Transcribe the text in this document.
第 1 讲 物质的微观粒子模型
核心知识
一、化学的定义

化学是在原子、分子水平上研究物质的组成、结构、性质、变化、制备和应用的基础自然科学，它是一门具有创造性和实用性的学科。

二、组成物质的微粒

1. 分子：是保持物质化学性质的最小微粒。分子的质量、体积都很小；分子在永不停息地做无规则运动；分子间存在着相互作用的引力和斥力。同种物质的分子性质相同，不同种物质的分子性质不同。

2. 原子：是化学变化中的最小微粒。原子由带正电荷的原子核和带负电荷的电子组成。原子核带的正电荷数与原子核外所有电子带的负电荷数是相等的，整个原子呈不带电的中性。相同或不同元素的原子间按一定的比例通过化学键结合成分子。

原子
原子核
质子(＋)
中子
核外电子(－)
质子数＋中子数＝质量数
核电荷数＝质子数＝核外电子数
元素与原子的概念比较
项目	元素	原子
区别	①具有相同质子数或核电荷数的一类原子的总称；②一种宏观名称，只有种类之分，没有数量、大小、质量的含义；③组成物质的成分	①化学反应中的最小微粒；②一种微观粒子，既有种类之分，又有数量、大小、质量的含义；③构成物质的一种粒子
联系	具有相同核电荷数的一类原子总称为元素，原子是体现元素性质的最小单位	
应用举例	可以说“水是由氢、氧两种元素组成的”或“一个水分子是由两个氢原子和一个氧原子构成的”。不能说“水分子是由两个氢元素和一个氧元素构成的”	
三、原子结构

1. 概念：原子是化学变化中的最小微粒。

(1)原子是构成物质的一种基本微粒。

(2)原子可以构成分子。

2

→ **Work to complete**: Recopy the entries above in their entirety, exactly.

→ **Result**:
Transcribe the text in this document.
第 1 讲 物质的微观粒子模型
核心知识
一、化学的定义

化学是在原子、分子水平上研究物质的组成、结构、性质、变化、制备和应用的基础自然科学，它是一门具有创造性和实用性的学科。

二、组成物质的微粒

1. 分子：是保持物质化学性质的最小微粒。分子的质量、体积都很小；分子在永不停息地做无规则运动；分子间存在着相互作用的引力和斥力。同种物质的分子性质相同，不同种物质的分子性质不同。

2. 原子：是化学变化中的最小微粒。原子由带正电荷的原子核和带负电荷的电子组成。原子核带的正电荷数与原子核外所有电子带的负电荷数是相等的，整个原子呈不带电的中性。相同或不同元素的原子间按一定的比例通过化学键结合成分子。

原子
原子核
质子(＋)
中子
核外电子(－)
质子数＋中子数＝质量数
核电荷数＝质子数＝核外电子数
元素与原子的概念比较
项目	元素	原子
区别	①具有相同质子数或核电荷数的一类原子的总称；②一种宏观名称，只有种类之分，没有数量、大小、质量的含义；③组成物质的成分	①化学反应中的最小微粒；②一种微观粒子，既有种类之分，又有数量、大小、质量的含义；③构成物质的一种粒子
联系	具有相同核电荷数的一类原子总称为元素，原子是体现元素性质的最小单位	
应用举例	可以说“水是由氢、氧两种元素组成的”或“一个水分子是由两个氢原子和一个氧原子构成的”。不能说“水分子是由两个氢元素和一个氧元素构成的”	
三、原子结构

1. 概念：原子是化学变化中的最小微粒。

(1)原子是构成物质的一种基本微粒。

(2)原子可以构成分子。

2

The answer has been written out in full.